■ **Your objective**: Omit the pictures and retype only the lines from the one containing "Parse this chart and return its data as JSON." through the end of the listing, both ends included.

■ **Information given**:
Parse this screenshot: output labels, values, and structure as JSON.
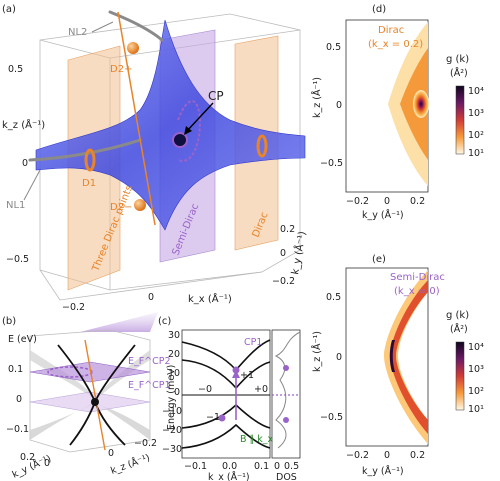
{
  "panels": {
    "a": "(a)",
    "b": "(b)",
    "c": "(c)",
    "d": "(d)",
    "e": "(e)"
  },
  "panel_a": {
    "labels": {
      "NL2": "NL2",
      "NL1": "NL1",
      "D2plus": "D2+",
      "D2minus": "D2−",
      "D1": "D1",
      "CP": "CP"
    },
    "plane_labels": {
      "three": "Three Dirac points",
      "semi": "Semi-Dirac",
      "dirac": "Dirac"
    },
    "kz_label": "k_z (Å⁻¹)",
    "kx_label": "k_x (Å⁻¹)",
    "ky_label": "k_y (Å⁻¹)",
    "kz_ticks": [
      "0.5",
      "0",
      "−0.5"
    ],
    "kx_ticks": [
      "−0.2",
      "0"
    ],
    "ky_ticks": [
      "0.2",
      "0",
      "−0.2"
    ]
  },
  "panel_b": {
    "e_label": "E (eV)",
    "e_ticks": [
      "0.1",
      "0",
      "−0.1"
    ],
    "ef_cp2": "E_F^CP2",
    "ef_cp1": "E_F^CP1",
    "ky_label": "k_y (Å⁻¹)",
    "kz_label": "k_z (Å⁻¹)",
    "ky_ticks": [
      "0.2",
      "0"
    ],
    "kz_ticks": [
      "0",
      "−0.2"
    ]
  },
  "panel_c": {
    "ylabel": "Energy (meV)",
    "xlabel": "k_x (Å⁻¹)",
    "dos_label": "DOS",
    "y_ticks": [
      "30",
      "20",
      "10",
      "0",
      "−10",
      "−20",
      "−30"
    ],
    "x_ticks": [
      "−0.1",
      "0.0",
      "0.1"
    ],
    "dos_ticks": [
      "0",
      "0.5"
    ],
    "cp1": "CP1",
    "plus1": "+1",
    "minus1": "−1",
    "minus0": "−0",
    "plus0": "+0",
    "field": "B ∥ k_x"
  },
  "panel_d": {
    "title_line1": "Dirac",
    "title_line2": "(k_x = 0.2)",
    "xlabel": "k_y (Å⁻¹)",
    "ylabel": "k_z (Å⁻¹)",
    "x_ticks": [
      "−0.2",
      "0",
      "0.2"
    ],
    "y_ticks": [
      "0.5",
      "0",
      "−0.5"
    ]
  },
  "panel_e": {
    "title_line1": "Semi-Dirac",
    "title_line2": "(k_x = 0)",
    "xlabel": "k_y (Å⁻¹)",
    "ylabel": "k_z (Å⁻¹)",
    "x_ticks": [
      "−0.2",
      "0",
      "0.2"
    ],
    "y_ticks": [
      "0.5",
      "0",
      "−0.5"
    ]
  },
  "colorbar": {
    "title": "g (k)",
    "unit": "(Å²)",
    "ticks": [
      "10⁴",
      "10³",
      "10²",
      "10¹"
    ]
  },
  "colors": {
    "orange": "#e8842a",
    "purple": "#9a63c9",
    "blue": "#4a54e6",
    "green": "#2a8a2a"
  }
}
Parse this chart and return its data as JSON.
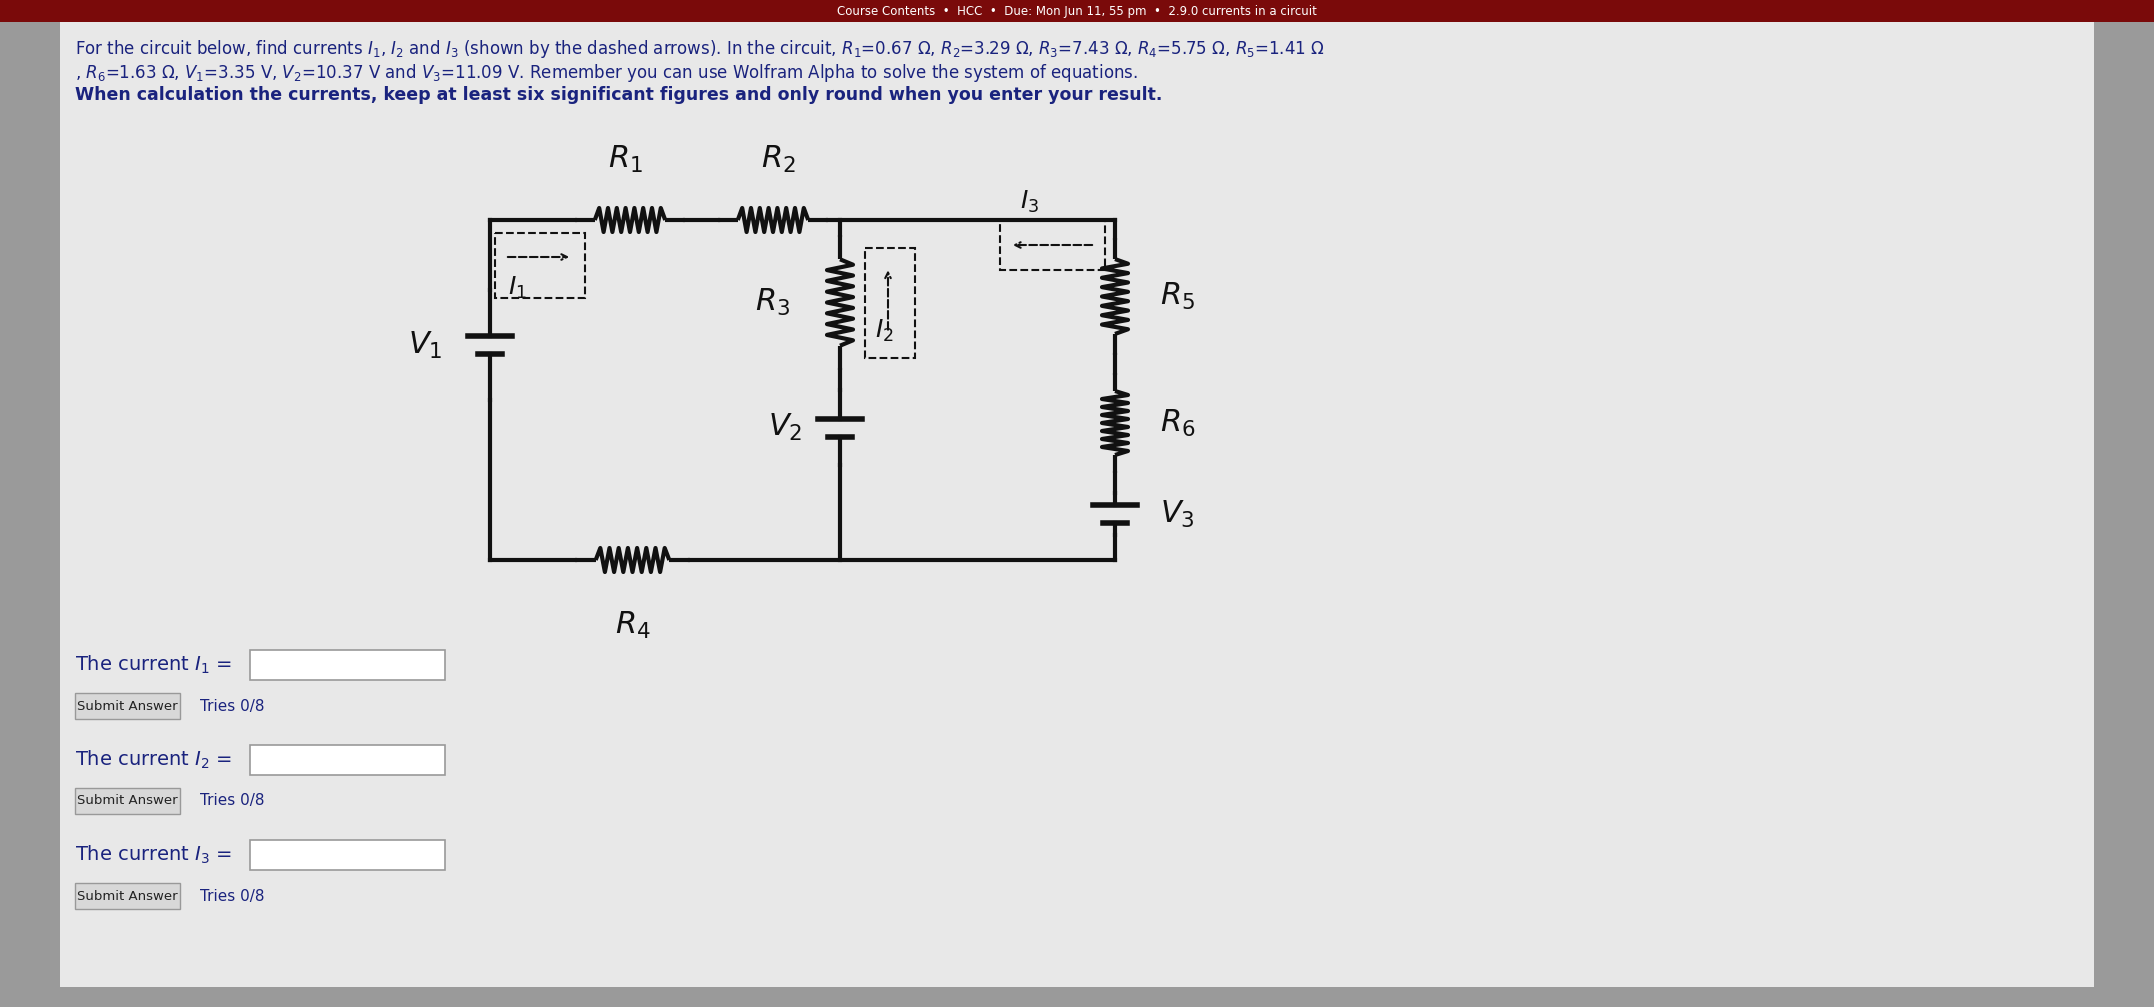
{
  "bg_outer": "#9a9a9a",
  "bg_inner": "#e8e8e8",
  "header_bg": "#7a0a0a",
  "header_text_color": "#ffffff",
  "text_color": "#1a237e",
  "circuit_color": "#111111",
  "line1": "For the circuit below, find currents $I_1$, $I_2$ and $I_3$ (shown by the dashed arrows). In the circuit, $R_1$=0.67 Ω, $R_2$=3.29 Ω, $R_3$=7.43 Ω, $R_4$=5.75 Ω, $R_5$=1.41 Ω",
  "line2": ", $R_6$=1.63 Ω, $V_1$=3.35 V, $V_2$=10.37 V and $V_3$=11.09 V. Remember you can use Wolfram Alpha to solve the system of equations.",
  "line3": "When calculation the currents, keep at least six significant figures and only round when you enter your result.",
  "submit_text": "Submit Answer",
  "tries_text": "Tries 0/8",
  "lbl_R1": "$R_1$",
  "lbl_R2": "$R_2$",
  "lbl_R3": "$R_3$",
  "lbl_R4": "$R_4$",
  "lbl_R5": "$R_5$",
  "lbl_R6": "$R_6$",
  "lbl_V1": "$V_1$",
  "lbl_V2": "$V_2$",
  "lbl_V3": "$V_3$",
  "lbl_I1": "$I_1$",
  "lbl_I2": "$I_2$",
  "lbl_I3": "$I_3$",
  "figwidth": 21.54,
  "figheight": 10.07,
  "dpi": 100
}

■ **Output below**:
Parse this chart and return its data as JSON.
{
  "bg_outer": "#9a9a9a",
  "bg_inner": "#e8e8e8",
  "header_bg": "#7a0a0a",
  "header_text_color": "#ffffff",
  "text_color": "#1a237e",
  "circuit_color": "#111111",
  "line1": "For the circuit below, find currents $I_1$, $I_2$ and $I_3$ (shown by the dashed arrows). In the circuit, $R_1$=0.67 Ω, $R_2$=3.29 Ω, $R_3$=7.43 Ω, $R_4$=5.75 Ω, $R_5$=1.41 Ω",
  "line2": ", $R_6$=1.63 Ω, $V_1$=3.35 V, $V_2$=10.37 V and $V_3$=11.09 V. Remember you can use Wolfram Alpha to solve the system of equations.",
  "line3": "When calculation the currents, keep at least six significant figures and only round when you enter your result.",
  "submit_text": "Submit Answer",
  "tries_text": "Tries 0/8",
  "lbl_R1": "$R_1$",
  "lbl_R2": "$R_2$",
  "lbl_R3": "$R_3$",
  "lbl_R4": "$R_4$",
  "lbl_R5": "$R_5$",
  "lbl_R6": "$R_6$",
  "lbl_V1": "$V_1$",
  "lbl_V2": "$V_2$",
  "lbl_V3": "$V_3$",
  "lbl_I1": "$I_1$",
  "lbl_I2": "$I_2$",
  "lbl_I3": "$I_3$",
  "figwidth": 21.54,
  "figheight": 10.07,
  "dpi": 100
}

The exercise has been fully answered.